Exercise details — Below is a block of records; repeat all of them exactly.

————

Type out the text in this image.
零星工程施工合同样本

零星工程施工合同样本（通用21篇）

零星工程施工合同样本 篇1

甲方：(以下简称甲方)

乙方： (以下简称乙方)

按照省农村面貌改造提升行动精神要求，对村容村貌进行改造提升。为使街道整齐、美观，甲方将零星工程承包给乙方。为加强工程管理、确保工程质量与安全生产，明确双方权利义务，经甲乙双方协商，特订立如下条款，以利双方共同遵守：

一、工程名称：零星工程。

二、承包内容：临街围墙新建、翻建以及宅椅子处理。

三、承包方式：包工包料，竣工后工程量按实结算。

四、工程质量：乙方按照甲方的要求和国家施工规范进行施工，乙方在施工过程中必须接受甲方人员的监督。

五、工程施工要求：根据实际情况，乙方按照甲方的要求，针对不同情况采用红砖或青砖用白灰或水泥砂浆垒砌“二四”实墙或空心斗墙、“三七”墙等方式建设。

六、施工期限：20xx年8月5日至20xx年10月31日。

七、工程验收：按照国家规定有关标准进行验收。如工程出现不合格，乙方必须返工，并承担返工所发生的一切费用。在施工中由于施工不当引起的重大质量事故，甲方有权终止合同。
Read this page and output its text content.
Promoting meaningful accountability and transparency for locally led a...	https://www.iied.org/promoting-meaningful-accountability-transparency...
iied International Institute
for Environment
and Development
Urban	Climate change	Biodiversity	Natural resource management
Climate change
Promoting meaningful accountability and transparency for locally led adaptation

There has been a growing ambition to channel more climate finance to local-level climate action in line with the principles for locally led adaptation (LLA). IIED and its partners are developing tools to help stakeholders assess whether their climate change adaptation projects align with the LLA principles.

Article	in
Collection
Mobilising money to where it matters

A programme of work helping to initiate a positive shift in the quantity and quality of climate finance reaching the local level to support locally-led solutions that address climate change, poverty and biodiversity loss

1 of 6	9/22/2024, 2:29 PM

————

Exercise output —
Type out the text in this image.
零星工程施工合同样本

零星工程施工合同样本（通用21篇）

零星工程施工合同样本 篇1

甲方：(以下简称甲方)

乙方： (以下简称乙方)

按照省农村面貌改造提升行动精神要求，对村容村貌进行改造提升。为使街道整齐、美观，甲方将零星工程承包给乙方。为加强工程管理、确保工程质量与安全生产，明确双方权利义务，经甲乙双方协商，特订立如下条款，以利双方共同遵守：

一、工程名称：零星工程。

二、承包内容：临街围墙新建、翻建以及宅椅子处理。

三、承包方式：包工包料，竣工后工程量按实结算。

四、工程质量：乙方按照甲方的要求和国家施工规范进行施工，乙方在施工过程中必须接受甲方人员的监督。

五、工程施工要求：根据实际情况，乙方按照甲方的要求，针对不同情况采用红砖或青砖用白灰或水泥砂浆垒砌“二四”实墙或空心斗墙、“三七”墙等方式建设。

六、施工期限：20xx年8月5日至20xx年10月31日。

七、工程验收：按照国家规定有关标准进行验收。如工程出现不合格，乙方必须返工，并承担返工所发生的一切费用。在施工中由于施工不当引起的重大质量事故，甲方有权终止合同。
Read this page and output its text content.
Promoting meaningful accountability and transparency for locally led a...	https://www.iied.org/promoting-meaningful-accountability-transparency...
iied International Institute
for Environment
and Development
Urban	Climate change	Biodiversity	Natural resource management
Climate change
Promoting meaningful accountability and transparency for locally led adaptation

There has been a growing ambition to channel more climate finance to local-level climate action in line with the principles for locally led adaptation (LLA). IIED and its partners are developing tools to help stakeholders assess whether their climate change adaptation projects align with the LLA principles.

Article	in
Collection
Mobilising money to where it matters

A programme of work helping to initiate a positive shift in the quantity and quality of climate finance reaching the local level to support locally-led solutions that address climate change, poverty and biodiversity loss

1 of 6	9/22/2024, 2:29 PM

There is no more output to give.